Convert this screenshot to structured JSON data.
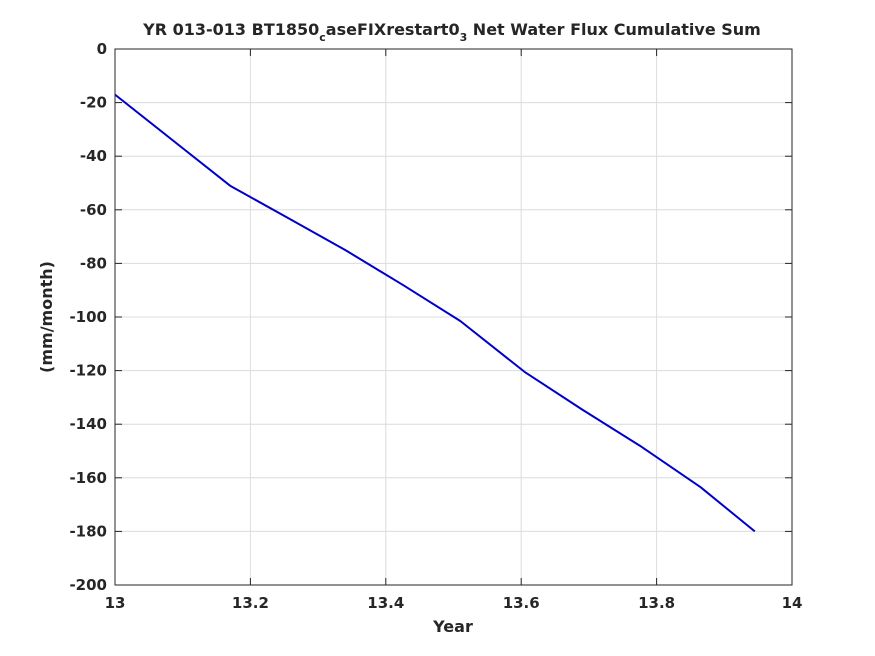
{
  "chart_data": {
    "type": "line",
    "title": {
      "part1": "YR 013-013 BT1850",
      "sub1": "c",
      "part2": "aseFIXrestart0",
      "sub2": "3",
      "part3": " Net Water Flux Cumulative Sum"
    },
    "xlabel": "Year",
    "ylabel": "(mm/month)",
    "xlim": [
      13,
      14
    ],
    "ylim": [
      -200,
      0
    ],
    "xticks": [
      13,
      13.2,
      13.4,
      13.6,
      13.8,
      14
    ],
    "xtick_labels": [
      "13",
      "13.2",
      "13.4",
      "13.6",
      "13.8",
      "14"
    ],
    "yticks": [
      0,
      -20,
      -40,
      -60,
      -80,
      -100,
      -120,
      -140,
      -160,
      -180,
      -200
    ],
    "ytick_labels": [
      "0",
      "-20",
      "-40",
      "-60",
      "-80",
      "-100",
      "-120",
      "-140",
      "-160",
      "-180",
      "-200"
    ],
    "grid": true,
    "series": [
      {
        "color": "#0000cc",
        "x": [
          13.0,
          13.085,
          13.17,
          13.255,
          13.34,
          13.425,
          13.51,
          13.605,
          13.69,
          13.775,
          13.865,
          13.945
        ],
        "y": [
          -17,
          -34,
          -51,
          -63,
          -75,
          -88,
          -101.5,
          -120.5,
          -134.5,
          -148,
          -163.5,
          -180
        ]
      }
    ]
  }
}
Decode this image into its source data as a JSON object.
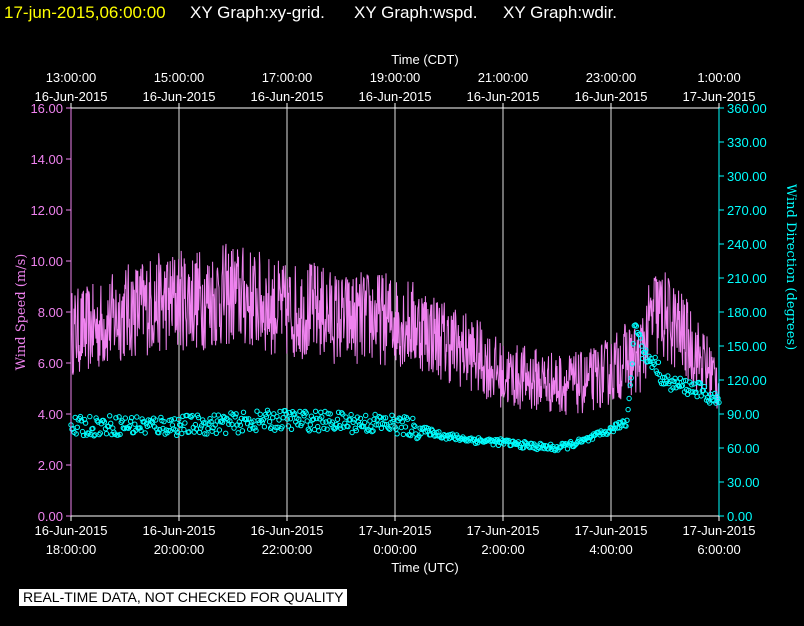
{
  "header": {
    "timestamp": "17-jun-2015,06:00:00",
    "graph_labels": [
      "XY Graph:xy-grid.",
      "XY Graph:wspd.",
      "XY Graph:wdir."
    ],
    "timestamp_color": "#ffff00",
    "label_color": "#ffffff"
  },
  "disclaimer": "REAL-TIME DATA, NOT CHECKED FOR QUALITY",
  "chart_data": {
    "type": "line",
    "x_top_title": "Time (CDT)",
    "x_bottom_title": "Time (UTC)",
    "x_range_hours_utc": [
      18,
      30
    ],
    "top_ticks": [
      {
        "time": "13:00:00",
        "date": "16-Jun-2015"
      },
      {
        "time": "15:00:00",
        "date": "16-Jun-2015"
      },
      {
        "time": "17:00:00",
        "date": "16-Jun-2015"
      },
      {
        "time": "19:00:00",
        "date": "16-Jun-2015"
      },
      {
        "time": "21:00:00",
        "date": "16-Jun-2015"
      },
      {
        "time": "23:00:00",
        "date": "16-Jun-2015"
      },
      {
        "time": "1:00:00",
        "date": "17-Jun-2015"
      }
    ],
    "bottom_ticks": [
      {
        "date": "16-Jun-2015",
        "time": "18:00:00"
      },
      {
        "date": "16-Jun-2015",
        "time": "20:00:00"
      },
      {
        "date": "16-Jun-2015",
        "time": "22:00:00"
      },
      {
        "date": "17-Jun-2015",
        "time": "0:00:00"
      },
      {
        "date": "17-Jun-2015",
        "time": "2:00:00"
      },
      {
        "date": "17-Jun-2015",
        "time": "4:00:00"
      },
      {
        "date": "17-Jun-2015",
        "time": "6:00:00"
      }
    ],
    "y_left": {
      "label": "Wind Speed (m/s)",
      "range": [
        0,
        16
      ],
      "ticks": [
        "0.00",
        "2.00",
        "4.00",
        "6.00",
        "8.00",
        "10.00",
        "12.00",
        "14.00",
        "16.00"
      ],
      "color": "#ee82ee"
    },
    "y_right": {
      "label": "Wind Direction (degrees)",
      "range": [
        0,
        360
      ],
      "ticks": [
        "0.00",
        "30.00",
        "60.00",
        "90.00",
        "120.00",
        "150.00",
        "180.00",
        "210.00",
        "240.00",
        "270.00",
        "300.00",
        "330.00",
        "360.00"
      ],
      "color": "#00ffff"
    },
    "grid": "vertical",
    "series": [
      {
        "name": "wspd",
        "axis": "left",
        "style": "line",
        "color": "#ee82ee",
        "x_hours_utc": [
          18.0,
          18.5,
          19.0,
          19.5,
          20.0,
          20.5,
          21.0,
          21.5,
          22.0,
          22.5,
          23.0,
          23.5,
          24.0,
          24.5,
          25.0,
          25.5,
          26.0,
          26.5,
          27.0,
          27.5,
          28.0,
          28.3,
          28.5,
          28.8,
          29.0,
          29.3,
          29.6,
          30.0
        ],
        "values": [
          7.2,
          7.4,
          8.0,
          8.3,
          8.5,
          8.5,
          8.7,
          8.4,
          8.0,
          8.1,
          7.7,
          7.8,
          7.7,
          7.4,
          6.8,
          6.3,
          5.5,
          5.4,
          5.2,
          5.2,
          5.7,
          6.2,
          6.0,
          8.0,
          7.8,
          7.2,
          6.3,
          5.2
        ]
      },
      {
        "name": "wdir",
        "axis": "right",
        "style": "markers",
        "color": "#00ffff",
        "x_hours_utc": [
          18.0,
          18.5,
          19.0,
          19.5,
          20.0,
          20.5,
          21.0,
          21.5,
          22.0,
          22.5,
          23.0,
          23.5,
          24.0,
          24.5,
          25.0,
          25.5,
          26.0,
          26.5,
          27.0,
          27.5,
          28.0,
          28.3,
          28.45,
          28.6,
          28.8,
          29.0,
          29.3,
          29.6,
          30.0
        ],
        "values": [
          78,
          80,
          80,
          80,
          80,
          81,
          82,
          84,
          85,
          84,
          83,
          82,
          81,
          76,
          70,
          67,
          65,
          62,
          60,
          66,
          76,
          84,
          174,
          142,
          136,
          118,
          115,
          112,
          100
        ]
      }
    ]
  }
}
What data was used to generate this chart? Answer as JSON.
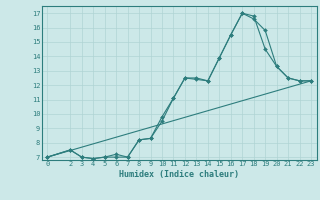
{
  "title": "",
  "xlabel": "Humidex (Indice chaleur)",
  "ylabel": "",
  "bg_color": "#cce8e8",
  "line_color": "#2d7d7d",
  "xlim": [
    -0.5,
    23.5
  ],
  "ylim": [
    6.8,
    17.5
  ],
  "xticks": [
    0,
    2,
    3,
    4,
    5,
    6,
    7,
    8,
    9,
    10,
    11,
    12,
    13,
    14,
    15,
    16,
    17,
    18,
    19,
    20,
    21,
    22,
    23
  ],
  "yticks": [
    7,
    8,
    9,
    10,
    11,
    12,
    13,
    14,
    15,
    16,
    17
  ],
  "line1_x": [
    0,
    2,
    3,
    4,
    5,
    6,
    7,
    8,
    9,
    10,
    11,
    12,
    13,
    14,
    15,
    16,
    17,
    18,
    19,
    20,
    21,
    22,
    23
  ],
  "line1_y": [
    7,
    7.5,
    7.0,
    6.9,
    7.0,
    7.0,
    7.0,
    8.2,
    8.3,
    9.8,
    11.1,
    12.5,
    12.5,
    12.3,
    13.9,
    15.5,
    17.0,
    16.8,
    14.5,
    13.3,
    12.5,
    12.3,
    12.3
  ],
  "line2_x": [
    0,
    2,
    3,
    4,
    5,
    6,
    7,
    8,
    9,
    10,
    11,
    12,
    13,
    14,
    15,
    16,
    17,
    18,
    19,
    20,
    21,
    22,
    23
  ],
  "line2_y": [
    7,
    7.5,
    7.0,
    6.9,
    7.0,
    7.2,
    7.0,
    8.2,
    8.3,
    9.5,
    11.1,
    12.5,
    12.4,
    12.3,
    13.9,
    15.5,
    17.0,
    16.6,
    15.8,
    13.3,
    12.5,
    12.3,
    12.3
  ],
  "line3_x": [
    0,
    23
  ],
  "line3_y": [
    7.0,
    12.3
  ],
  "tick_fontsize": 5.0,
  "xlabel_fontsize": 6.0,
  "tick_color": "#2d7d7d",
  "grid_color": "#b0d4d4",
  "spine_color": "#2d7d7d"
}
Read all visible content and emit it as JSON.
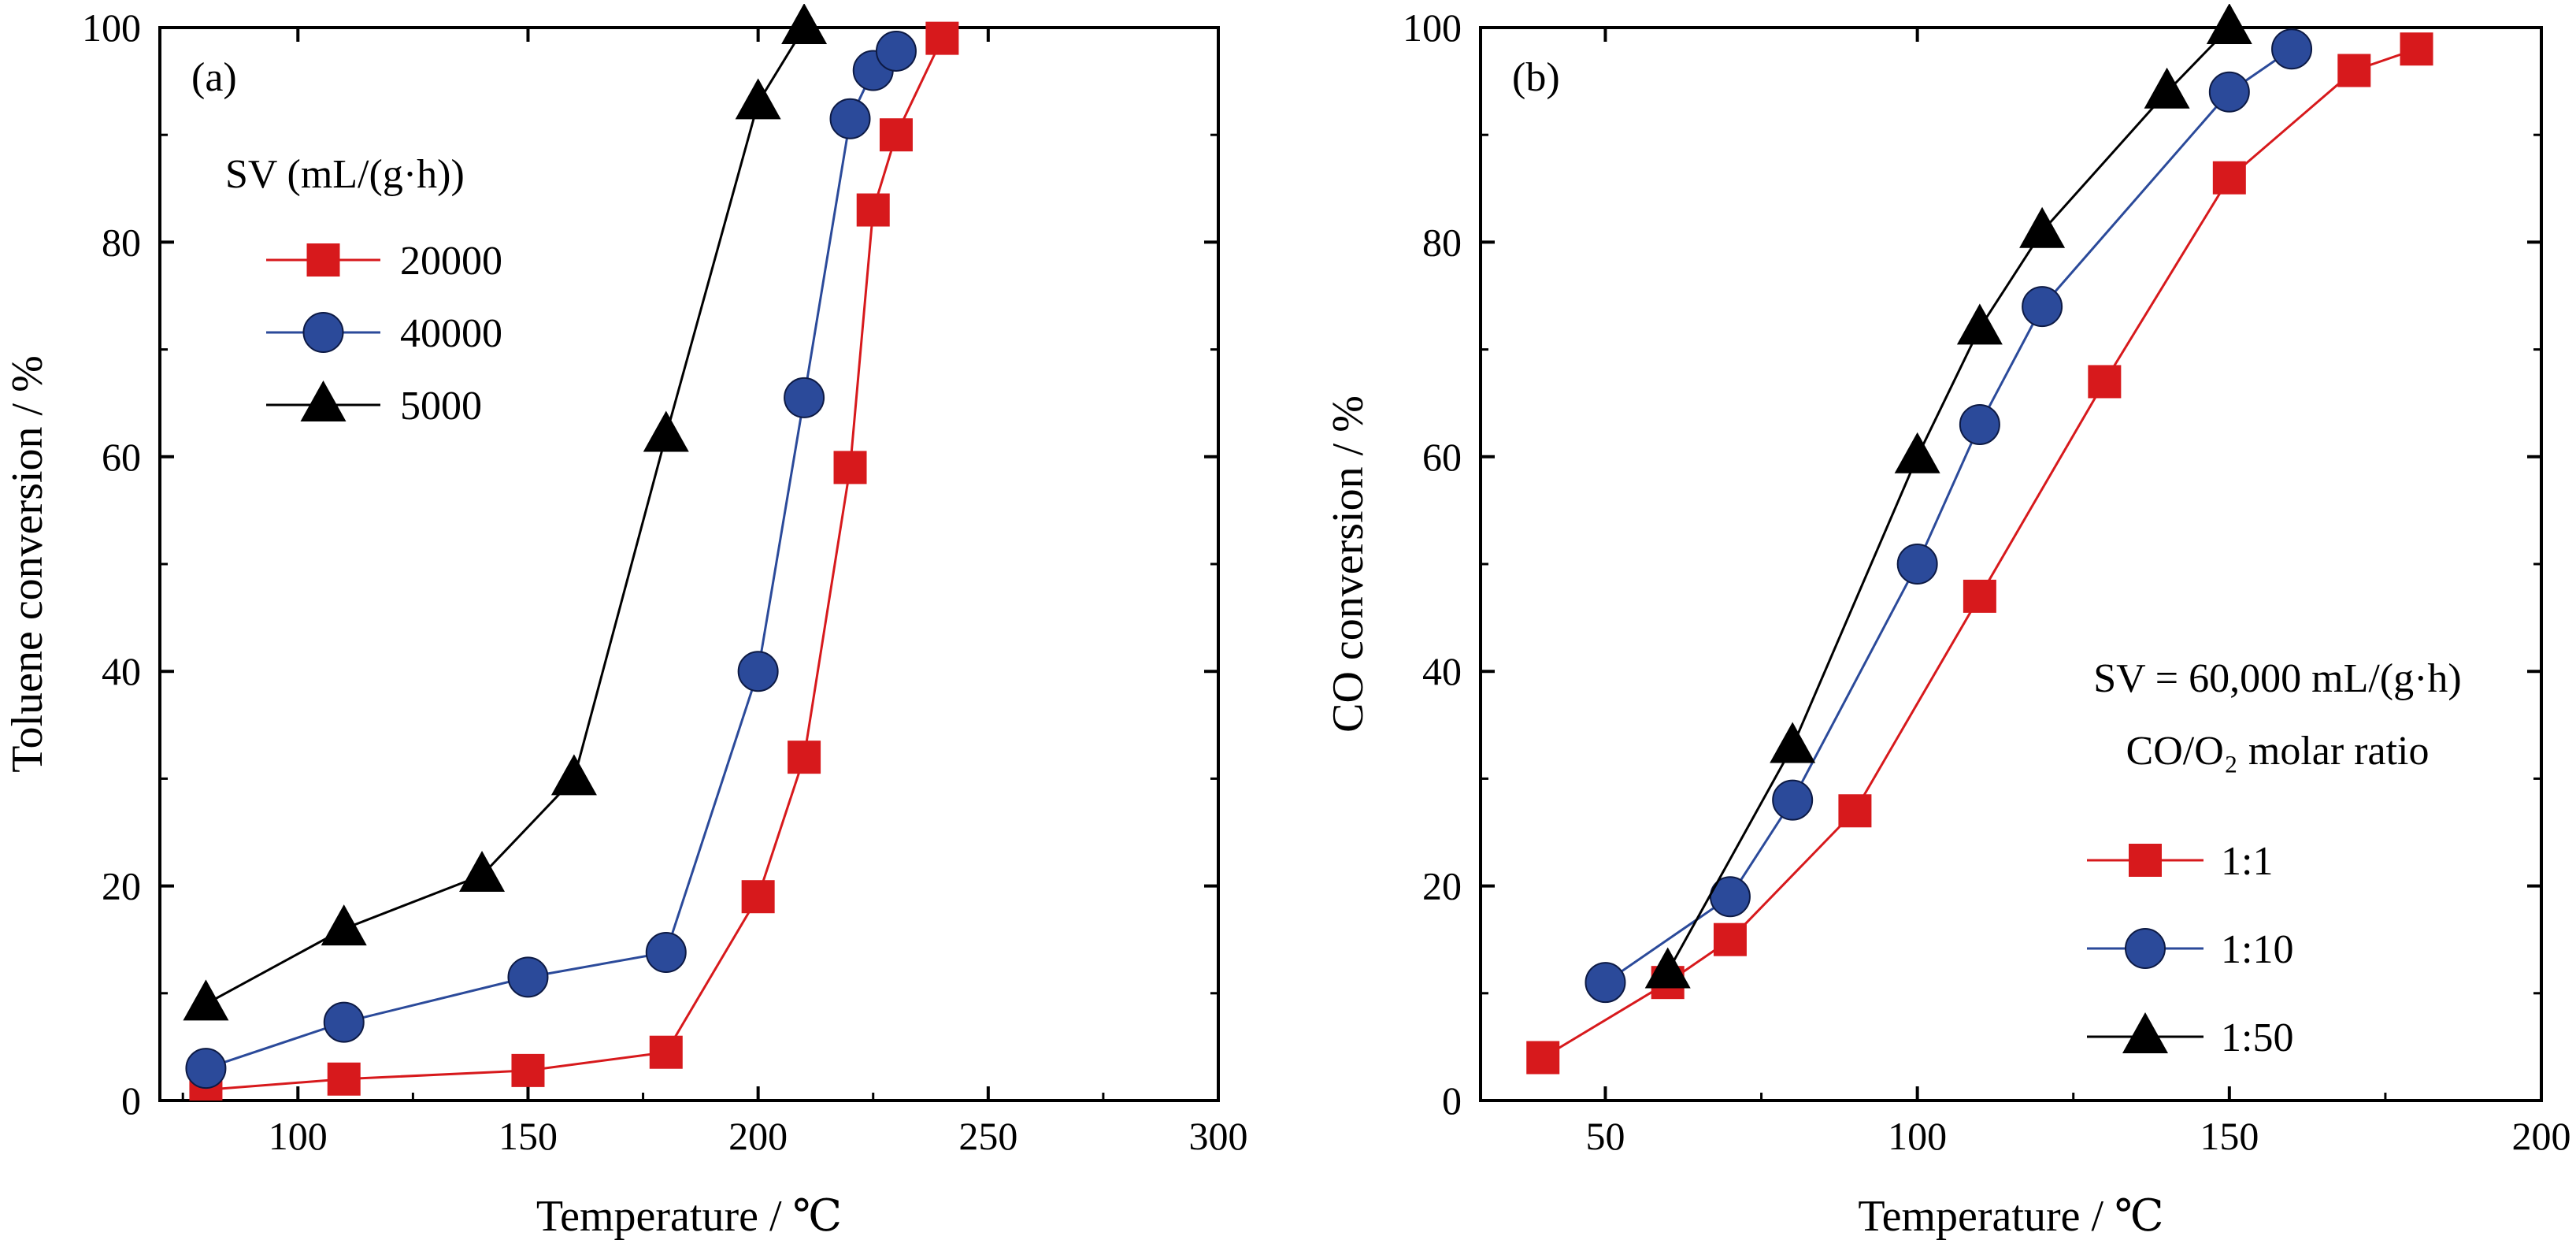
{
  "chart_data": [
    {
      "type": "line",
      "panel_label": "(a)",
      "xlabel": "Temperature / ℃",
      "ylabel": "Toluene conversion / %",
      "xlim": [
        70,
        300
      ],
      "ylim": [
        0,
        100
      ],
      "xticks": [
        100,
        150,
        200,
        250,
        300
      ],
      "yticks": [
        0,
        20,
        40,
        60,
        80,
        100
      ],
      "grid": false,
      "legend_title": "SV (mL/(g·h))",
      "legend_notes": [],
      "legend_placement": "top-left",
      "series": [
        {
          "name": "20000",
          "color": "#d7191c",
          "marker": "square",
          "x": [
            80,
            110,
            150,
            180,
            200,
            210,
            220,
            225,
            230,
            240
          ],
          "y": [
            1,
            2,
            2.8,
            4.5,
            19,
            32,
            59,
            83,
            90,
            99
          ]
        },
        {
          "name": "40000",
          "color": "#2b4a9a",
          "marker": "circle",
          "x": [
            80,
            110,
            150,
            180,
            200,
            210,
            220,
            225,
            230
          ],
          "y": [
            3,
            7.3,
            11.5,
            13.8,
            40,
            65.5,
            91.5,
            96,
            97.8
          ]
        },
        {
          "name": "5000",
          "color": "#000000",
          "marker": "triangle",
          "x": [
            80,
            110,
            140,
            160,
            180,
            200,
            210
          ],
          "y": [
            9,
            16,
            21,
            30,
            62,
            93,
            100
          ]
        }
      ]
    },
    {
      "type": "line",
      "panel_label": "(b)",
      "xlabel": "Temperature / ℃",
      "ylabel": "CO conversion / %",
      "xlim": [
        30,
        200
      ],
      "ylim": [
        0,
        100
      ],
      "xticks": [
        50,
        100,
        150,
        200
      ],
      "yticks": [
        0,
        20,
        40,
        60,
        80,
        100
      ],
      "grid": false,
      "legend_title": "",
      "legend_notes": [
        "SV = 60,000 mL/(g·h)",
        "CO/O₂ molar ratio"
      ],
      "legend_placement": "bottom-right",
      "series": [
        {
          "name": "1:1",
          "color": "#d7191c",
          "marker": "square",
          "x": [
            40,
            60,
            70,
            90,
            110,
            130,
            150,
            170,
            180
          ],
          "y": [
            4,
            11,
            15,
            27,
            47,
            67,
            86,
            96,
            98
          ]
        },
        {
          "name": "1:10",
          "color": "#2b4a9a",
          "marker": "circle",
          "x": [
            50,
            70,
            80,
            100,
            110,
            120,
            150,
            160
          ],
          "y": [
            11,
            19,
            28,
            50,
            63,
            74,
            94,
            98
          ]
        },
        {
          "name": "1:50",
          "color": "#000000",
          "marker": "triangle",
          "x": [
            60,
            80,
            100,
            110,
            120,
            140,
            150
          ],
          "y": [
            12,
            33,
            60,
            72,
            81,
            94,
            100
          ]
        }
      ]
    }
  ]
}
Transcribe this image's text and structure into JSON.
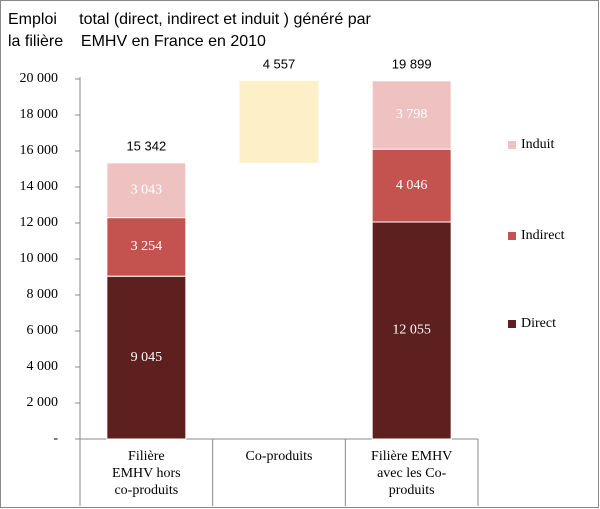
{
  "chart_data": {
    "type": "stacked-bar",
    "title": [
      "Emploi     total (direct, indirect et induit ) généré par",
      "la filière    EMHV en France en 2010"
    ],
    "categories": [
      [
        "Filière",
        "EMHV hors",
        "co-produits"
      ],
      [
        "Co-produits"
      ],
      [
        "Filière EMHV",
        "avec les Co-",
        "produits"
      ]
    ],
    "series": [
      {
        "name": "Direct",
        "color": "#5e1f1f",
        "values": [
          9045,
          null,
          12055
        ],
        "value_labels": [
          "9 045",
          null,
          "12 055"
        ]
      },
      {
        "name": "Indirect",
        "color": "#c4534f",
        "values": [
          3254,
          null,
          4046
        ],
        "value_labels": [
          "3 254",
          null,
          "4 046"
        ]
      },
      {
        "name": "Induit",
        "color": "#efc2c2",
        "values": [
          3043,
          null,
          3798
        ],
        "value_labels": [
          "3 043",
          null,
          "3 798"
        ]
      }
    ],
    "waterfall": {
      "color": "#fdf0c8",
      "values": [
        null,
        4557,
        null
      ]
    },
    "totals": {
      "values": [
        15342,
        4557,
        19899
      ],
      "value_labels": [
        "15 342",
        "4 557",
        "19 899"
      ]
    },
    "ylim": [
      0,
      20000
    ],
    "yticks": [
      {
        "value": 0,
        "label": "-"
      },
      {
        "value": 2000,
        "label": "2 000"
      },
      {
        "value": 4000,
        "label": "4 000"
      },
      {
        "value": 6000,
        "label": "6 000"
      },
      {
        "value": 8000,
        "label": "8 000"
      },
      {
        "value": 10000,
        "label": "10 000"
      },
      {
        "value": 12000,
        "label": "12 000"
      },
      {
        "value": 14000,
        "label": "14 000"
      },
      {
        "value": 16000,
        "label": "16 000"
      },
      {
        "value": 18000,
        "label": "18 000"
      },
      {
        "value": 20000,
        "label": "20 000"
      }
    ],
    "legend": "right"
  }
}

=== What this task involves ===
Which lines include "JSON"? Copy each of them out.

=== Response ===
Convert this screenshot to structured JSON data.
Decode this image into its source data as a JSON object.
What data was used to generate this chart? Answer as JSON.
Read all visible content and emit it as JSON.
Transcribe this image's text and structure into JSON.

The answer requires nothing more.